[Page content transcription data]

=== Section Start ===

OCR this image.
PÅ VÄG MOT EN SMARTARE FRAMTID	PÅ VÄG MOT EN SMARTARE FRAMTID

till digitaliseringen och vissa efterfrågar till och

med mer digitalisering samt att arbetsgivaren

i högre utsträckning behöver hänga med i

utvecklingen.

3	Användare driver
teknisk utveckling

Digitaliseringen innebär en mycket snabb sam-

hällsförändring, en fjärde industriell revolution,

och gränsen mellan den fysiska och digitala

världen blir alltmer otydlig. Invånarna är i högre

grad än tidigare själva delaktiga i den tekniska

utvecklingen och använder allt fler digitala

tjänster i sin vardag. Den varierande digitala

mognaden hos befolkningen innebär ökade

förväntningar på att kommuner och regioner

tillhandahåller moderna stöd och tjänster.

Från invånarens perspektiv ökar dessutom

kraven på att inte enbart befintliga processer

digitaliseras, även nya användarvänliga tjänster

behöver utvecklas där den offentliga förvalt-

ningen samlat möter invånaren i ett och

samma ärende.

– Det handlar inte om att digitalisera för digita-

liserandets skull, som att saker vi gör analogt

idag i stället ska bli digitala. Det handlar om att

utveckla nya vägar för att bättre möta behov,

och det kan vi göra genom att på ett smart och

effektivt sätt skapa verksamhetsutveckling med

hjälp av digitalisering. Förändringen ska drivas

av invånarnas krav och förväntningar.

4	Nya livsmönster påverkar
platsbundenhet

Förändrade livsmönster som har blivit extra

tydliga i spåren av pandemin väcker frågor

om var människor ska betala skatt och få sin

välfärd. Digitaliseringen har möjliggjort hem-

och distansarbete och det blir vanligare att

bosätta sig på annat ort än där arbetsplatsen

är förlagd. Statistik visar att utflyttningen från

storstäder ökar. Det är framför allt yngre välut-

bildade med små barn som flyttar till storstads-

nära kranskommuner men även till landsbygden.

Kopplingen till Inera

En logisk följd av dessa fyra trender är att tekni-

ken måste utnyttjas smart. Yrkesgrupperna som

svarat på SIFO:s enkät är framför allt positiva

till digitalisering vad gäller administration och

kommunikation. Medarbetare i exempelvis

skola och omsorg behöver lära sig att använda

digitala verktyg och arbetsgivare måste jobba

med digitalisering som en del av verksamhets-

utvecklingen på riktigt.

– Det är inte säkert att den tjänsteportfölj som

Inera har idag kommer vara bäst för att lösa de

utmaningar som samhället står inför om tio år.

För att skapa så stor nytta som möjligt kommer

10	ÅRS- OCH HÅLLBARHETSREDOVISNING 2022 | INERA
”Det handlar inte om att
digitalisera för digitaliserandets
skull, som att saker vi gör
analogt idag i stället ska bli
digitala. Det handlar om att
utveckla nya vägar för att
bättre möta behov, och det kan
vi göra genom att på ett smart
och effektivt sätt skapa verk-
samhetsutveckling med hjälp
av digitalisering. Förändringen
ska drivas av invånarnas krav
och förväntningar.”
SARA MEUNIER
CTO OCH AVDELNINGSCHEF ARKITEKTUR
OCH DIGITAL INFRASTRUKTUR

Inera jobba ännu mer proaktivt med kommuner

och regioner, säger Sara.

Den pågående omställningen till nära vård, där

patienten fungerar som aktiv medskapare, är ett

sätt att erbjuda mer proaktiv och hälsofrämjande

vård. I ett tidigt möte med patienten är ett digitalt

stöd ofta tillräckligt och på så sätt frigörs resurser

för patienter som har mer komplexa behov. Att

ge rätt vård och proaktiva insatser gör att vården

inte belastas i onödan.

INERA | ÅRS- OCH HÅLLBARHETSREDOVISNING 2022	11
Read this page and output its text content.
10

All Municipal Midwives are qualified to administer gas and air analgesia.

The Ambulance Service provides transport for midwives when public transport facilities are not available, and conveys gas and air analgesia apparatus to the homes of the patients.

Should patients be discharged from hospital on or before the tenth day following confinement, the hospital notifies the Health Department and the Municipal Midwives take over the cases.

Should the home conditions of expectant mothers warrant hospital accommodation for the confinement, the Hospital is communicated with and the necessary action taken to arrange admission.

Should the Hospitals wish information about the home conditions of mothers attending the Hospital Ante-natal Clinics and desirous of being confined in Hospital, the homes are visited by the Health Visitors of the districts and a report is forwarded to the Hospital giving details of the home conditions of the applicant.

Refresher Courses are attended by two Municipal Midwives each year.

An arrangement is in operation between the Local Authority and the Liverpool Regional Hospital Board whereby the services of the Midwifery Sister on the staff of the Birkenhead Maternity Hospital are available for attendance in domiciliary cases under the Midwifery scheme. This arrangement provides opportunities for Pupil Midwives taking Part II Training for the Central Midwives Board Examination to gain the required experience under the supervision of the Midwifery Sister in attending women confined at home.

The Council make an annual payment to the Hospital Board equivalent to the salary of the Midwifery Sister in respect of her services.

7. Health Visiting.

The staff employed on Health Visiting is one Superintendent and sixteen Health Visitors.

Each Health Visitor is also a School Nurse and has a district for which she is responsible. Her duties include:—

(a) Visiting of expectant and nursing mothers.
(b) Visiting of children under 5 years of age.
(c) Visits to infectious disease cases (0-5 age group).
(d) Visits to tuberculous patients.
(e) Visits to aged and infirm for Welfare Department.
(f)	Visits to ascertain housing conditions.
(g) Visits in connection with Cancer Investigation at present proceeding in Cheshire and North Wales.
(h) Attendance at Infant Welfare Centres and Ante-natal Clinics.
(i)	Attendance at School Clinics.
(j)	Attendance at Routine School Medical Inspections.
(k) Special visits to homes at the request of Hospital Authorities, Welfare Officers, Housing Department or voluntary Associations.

=== Section End ===

*What the task requires*:
The whole block of data above should be printed again verbatim.

*Answer for this exercise*:
OCR this image.
PÅ VÄG MOT EN SMARTARE FRAMTID	PÅ VÄG MOT EN SMARTARE FRAMTID

till digitaliseringen och vissa efterfrågar till och

med mer digitalisering samt att arbetsgivaren

i högre utsträckning behöver hänga med i

utvecklingen.

3	Användare driver
teknisk utveckling

Digitaliseringen innebär en mycket snabb sam-

hällsförändring, en fjärde industriell revolution,

och gränsen mellan den fysiska och digitala

världen blir alltmer otydlig. Invånarna är i högre

grad än tidigare själva delaktiga i den tekniska

utvecklingen och använder allt fler digitala

tjänster i sin vardag. Den varierande digitala

mognaden hos befolkningen innebär ökade

förväntningar på att kommuner och regioner

tillhandahåller moderna stöd och tjänster.

Från invånarens perspektiv ökar dessutom

kraven på att inte enbart befintliga processer

digitaliseras, även nya användarvänliga tjänster

behöver utvecklas där den offentliga förvalt-

ningen samlat möter invånaren i ett och

samma ärende.

– Det handlar inte om att digitalisera för digita-

liserandets skull, som att saker vi gör analogt

idag i stället ska bli digitala. Det handlar om att

utveckla nya vägar för att bättre möta behov,

och det kan vi göra genom att på ett smart och

effektivt sätt skapa verksamhetsutveckling med

hjälp av digitalisering. Förändringen ska drivas

av invånarnas krav och förväntningar.

4	Nya livsmönster påverkar
platsbundenhet

Förändrade livsmönster som har blivit extra

tydliga i spåren av pandemin väcker frågor

om var människor ska betala skatt och få sin

välfärd. Digitaliseringen har möjliggjort hem-

och distansarbete och det blir vanligare att

bosätta sig på annat ort än där arbetsplatsen

är förlagd. Statistik visar att utflyttningen från

storstäder ökar. Det är framför allt yngre välut-

bildade med små barn som flyttar till storstads-

nära kranskommuner men även till landsbygden.

Kopplingen till Inera

En logisk följd av dessa fyra trender är att tekni-

ken måste utnyttjas smart. Yrkesgrupperna som

svarat på SIFO:s enkät är framför allt positiva

till digitalisering vad gäller administration och

kommunikation. Medarbetare i exempelvis

skola och omsorg behöver lära sig att använda

digitala verktyg och arbetsgivare måste jobba

med digitalisering som en del av verksamhets-

utvecklingen på riktigt.

– Det är inte säkert att den tjänsteportfölj som

Inera har idag kommer vara bäst för att lösa de

utmaningar som samhället står inför om tio år.

För att skapa så stor nytta som möjligt kommer

10	ÅRS- OCH HÅLLBARHETSREDOVISNING 2022 | INERA
”Det handlar inte om att
digitalisera för digitaliserandets
skull, som att saker vi gör
analogt idag i stället ska bli
digitala. Det handlar om att
utveckla nya vägar för att
bättre möta behov, och det kan
vi göra genom att på ett smart
och effektivt sätt skapa verk-
samhetsutveckling med hjälp
av digitalisering. Förändringen
ska drivas av invånarnas krav
och förväntningar.”
SARA MEUNIER
CTO OCH AVDELNINGSCHEF ARKITEKTUR
OCH DIGITAL INFRASTRUKTUR

Inera jobba ännu mer proaktivt med kommuner

och regioner, säger Sara.

Den pågående omställningen till nära vård, där

patienten fungerar som aktiv medskapare, är ett

sätt att erbjuda mer proaktiv och hälsofrämjande

vård. I ett tidigt möte med patienten är ett digitalt

stöd ofta tillräckligt och på så sätt frigörs resurser

för patienter som har mer komplexa behov. Att

ge rätt vård och proaktiva insatser gör att vården

inte belastas i onödan.

INERA | ÅRS- OCH HÅLLBARHETSREDOVISNING 2022	11
Read this page and output its text content.
10

All Municipal Midwives are qualified to administer gas and air analgesia.

The Ambulance Service provides transport for midwives when public transport facilities are not available, and conveys gas and air analgesia apparatus to the homes of the patients.

Should patients be discharged from hospital on or before the tenth day following confinement, the hospital notifies the Health Department and the Municipal Midwives take over the cases.

Should the home conditions of expectant mothers warrant hospital accommodation for the confinement, the Hospital is communicated with and the necessary action taken to arrange admission.

Should the Hospitals wish information about the home conditions of mothers attending the Hospital Ante-natal Clinics and desirous of being confined in Hospital, the homes are visited by the Health Visitors of the districts and a report is forwarded to the Hospital giving details of the home conditions of the applicant.

Refresher Courses are attended by two Municipal Midwives each year.

An arrangement is in operation between the Local Authority and the Liverpool Regional Hospital Board whereby the services of the Midwifery Sister on the staff of the Birkenhead Maternity Hospital are available for attendance in domiciliary cases under the Midwifery scheme. This arrangement provides opportunities for Pupil Midwives taking Part II Training for the Central Midwives Board Examination to gain the required experience under the supervision of the Midwifery Sister in attending women confined at home.

The Council make an annual payment to the Hospital Board equivalent to the salary of the Midwifery Sister in respect of her services.

7. Health Visiting.

The staff employed on Health Visiting is one Superintendent and sixteen Health Visitors.

Each Health Visitor is also a School Nurse and has a district for which she is responsible. Her duties include:—

(a) Visiting of expectant and nursing mothers.
(b) Visiting of children under 5 years of age.
(c) Visits to infectious disease cases (0-5 age group).
(d) Visits to tuberculous patients.
(e) Visits to aged and infirm for Welfare Department.
(f)	Visits to ascertain housing conditions.
(g) Visits in connection with Cancer Investigation at present proceeding in Cheshire and North Wales.
(h) Attendance at Infant Welfare Centres and Ante-natal Clinics.
(i)	Attendance at School Clinics.
(j)	Attendance at Routine School Medical Inspections.
(k) Special visits to homes at the request of Hospital Authorities, Welfare Officers, Housing Department or voluntary Associations.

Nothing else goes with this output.